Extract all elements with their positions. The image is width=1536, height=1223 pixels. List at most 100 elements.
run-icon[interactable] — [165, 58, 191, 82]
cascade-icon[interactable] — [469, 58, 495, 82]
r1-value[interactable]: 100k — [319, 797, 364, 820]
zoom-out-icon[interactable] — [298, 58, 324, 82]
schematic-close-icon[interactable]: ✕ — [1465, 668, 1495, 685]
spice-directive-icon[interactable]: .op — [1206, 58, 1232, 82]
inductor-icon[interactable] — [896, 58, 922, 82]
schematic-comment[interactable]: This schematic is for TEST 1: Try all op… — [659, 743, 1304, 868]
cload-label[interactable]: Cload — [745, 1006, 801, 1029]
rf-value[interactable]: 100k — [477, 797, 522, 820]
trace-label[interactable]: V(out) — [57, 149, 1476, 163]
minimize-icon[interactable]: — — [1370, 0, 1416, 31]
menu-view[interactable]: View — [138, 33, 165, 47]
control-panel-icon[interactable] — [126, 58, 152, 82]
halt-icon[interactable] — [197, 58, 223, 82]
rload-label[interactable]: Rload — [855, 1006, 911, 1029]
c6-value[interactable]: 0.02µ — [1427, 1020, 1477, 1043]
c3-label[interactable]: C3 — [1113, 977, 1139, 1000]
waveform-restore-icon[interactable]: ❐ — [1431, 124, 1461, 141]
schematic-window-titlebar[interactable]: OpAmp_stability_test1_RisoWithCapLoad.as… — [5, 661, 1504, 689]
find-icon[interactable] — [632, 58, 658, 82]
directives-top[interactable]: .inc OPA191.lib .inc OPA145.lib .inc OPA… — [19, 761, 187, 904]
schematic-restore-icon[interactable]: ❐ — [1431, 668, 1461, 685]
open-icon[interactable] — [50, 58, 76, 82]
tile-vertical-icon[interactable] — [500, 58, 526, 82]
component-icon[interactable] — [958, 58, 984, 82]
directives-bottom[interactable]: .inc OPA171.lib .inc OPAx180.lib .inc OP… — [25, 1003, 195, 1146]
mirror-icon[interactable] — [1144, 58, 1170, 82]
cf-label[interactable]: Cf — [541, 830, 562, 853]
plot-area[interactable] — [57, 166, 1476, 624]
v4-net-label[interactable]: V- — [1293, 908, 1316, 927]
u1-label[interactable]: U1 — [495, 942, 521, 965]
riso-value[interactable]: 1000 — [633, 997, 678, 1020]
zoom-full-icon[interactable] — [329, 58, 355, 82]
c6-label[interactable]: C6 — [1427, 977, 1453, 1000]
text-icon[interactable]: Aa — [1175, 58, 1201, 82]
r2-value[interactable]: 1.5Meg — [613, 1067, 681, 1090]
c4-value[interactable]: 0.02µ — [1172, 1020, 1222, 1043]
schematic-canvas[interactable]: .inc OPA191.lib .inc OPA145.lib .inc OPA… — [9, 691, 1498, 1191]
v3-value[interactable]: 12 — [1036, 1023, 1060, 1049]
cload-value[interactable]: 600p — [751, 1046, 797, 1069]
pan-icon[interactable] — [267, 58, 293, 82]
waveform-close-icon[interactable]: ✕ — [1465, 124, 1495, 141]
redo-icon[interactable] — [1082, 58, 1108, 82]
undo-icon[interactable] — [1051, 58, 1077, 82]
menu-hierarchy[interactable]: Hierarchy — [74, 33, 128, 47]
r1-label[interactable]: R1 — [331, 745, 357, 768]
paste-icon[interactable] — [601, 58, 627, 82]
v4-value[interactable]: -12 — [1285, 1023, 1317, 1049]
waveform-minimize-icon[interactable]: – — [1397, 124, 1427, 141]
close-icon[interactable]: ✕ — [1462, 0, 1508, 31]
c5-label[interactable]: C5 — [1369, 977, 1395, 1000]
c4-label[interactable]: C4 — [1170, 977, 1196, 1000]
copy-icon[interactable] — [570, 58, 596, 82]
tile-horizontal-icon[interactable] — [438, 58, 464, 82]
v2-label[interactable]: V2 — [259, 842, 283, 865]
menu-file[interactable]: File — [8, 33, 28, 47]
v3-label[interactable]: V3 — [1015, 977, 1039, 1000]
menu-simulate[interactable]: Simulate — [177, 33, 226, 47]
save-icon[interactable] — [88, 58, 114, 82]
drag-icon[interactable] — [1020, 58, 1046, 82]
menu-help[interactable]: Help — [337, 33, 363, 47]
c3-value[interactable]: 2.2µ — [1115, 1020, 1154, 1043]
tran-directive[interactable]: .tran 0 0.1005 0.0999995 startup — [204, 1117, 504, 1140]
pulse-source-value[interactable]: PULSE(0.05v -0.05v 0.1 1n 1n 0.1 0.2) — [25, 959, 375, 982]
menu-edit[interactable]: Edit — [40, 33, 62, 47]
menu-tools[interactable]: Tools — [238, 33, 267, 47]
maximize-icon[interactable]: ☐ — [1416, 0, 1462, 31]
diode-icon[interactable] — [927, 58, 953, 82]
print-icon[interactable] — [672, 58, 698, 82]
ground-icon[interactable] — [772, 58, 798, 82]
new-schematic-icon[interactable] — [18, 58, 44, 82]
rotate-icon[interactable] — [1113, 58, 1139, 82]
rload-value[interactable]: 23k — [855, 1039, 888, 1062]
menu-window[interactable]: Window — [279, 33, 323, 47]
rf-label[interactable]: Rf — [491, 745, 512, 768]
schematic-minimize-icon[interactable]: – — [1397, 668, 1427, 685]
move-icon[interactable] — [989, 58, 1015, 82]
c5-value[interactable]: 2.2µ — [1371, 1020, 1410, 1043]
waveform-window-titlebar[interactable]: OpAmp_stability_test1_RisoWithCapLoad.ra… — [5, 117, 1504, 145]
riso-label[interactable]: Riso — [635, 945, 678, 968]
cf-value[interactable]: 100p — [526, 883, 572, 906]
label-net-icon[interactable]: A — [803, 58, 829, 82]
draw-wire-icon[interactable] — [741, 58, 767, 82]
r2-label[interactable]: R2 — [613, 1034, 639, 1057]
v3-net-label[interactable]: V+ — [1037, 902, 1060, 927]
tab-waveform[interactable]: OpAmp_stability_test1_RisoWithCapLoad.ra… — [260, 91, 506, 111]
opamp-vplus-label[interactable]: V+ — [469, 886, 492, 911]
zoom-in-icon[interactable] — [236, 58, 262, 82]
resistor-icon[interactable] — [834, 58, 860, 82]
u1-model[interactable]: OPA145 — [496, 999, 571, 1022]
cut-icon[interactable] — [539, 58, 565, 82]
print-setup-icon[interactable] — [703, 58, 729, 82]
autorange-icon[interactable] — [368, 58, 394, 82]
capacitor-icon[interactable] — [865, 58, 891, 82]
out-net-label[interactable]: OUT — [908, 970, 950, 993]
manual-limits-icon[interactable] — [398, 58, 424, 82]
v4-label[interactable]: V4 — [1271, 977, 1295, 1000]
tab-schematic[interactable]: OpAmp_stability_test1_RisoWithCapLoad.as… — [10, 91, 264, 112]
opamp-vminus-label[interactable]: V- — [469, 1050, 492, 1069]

· · · · ·

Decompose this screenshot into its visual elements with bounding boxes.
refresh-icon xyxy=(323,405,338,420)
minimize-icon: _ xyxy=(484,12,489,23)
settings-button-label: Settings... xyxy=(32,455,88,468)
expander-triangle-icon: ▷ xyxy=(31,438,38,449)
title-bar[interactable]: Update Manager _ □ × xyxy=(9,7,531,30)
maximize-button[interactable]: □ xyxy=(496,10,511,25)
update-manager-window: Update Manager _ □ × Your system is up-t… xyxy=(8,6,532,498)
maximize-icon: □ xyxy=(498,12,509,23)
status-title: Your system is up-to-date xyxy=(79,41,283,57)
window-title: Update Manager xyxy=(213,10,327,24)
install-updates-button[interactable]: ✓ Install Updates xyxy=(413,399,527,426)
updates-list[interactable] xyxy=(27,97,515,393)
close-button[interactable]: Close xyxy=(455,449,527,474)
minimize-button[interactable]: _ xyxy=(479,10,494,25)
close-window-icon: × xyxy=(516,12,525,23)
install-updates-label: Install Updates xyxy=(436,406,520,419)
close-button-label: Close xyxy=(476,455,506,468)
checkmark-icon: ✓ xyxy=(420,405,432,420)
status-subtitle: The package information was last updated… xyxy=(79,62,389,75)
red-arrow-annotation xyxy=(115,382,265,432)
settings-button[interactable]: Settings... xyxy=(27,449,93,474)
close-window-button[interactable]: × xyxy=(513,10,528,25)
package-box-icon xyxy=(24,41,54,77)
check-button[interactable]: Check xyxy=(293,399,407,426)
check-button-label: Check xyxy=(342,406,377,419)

· · · · ·

[Directions for this task]: Copy the lines from the one holding "Extract all elements" through the one holding "r2-value[interactable]: 1.5Meg —", inclusive, with "halt-icon" changed to "stop-icon" and all else unchanged.

[Full answer]:
Extract all elements with their positions. The image is width=1536, height=1223 pixels. List at most 100 elements.
run-icon[interactable] — [165, 58, 191, 82]
cascade-icon[interactable] — [469, 58, 495, 82]
r1-value[interactable]: 100k — [319, 797, 364, 820]
zoom-out-icon[interactable] — [298, 58, 324, 82]
schematic-close-icon[interactable]: ✕ — [1465, 668, 1495, 685]
spice-directive-icon[interactable]: .op — [1206, 58, 1232, 82]
inductor-icon[interactable] — [896, 58, 922, 82]
schematic-comment[interactable]: This schematic is for TEST 1: Try all op… — [659, 743, 1304, 868]
cload-label[interactable]: Cload — [745, 1006, 801, 1029]
rf-value[interactable]: 100k — [477, 797, 522, 820]
trace-label[interactable]: V(out) — [57, 149, 1476, 163]
minimize-icon[interactable]: — — [1370, 0, 1416, 31]
menu-view[interactable]: View — [138, 33, 165, 47]
control-panel-icon[interactable] — [126, 58, 152, 82]
stop-icon[interactable] — [197, 58, 223, 82]
rload-label[interactable]: Rload — [855, 1006, 911, 1029]
c6-value[interactable]: 0.02µ — [1427, 1020, 1477, 1043]
c3-label[interactable]: C3 — [1113, 977, 1139, 1000]
waveform-restore-icon[interactable]: ❐ — [1431, 124, 1461, 141]
schematic-window-titlebar[interactable]: OpAmp_stability_test1_RisoWithCapLoad.as… — [5, 661, 1504, 689]
find-icon[interactable] — [632, 58, 658, 82]
directives-top[interactable]: .inc OPA191.lib .inc OPA145.lib .inc OPA… — [19, 761, 187, 904]
schematic-restore-icon[interactable]: ❐ — [1431, 668, 1461, 685]
open-icon[interactable] — [50, 58, 76, 82]
tile-vertical-icon[interactable] — [500, 58, 526, 82]
component-icon[interactable] — [958, 58, 984, 82]
directives-bottom[interactable]: .inc OPA171.lib .inc OPAx180.lib .inc OP… — [25, 1003, 195, 1146]
mirror-icon[interactable] — [1144, 58, 1170, 82]
cf-label[interactable]: Cf — [541, 830, 562, 853]
plot-area[interactable] — [57, 166, 1476, 624]
v4-net-label[interactable]: V- — [1293, 908, 1316, 927]
u1-label[interactable]: U1 — [495, 942, 521, 965]
riso-value[interactable]: 1000 — [633, 997, 678, 1020]
zoom-full-icon[interactable] — [329, 58, 355, 82]
c6-label[interactable]: C6 — [1427, 977, 1453, 1000]
text-icon[interactable]: Aa — [1175, 58, 1201, 82]
r2-value[interactable]: 1.5Meg — [613, 1067, 681, 1090]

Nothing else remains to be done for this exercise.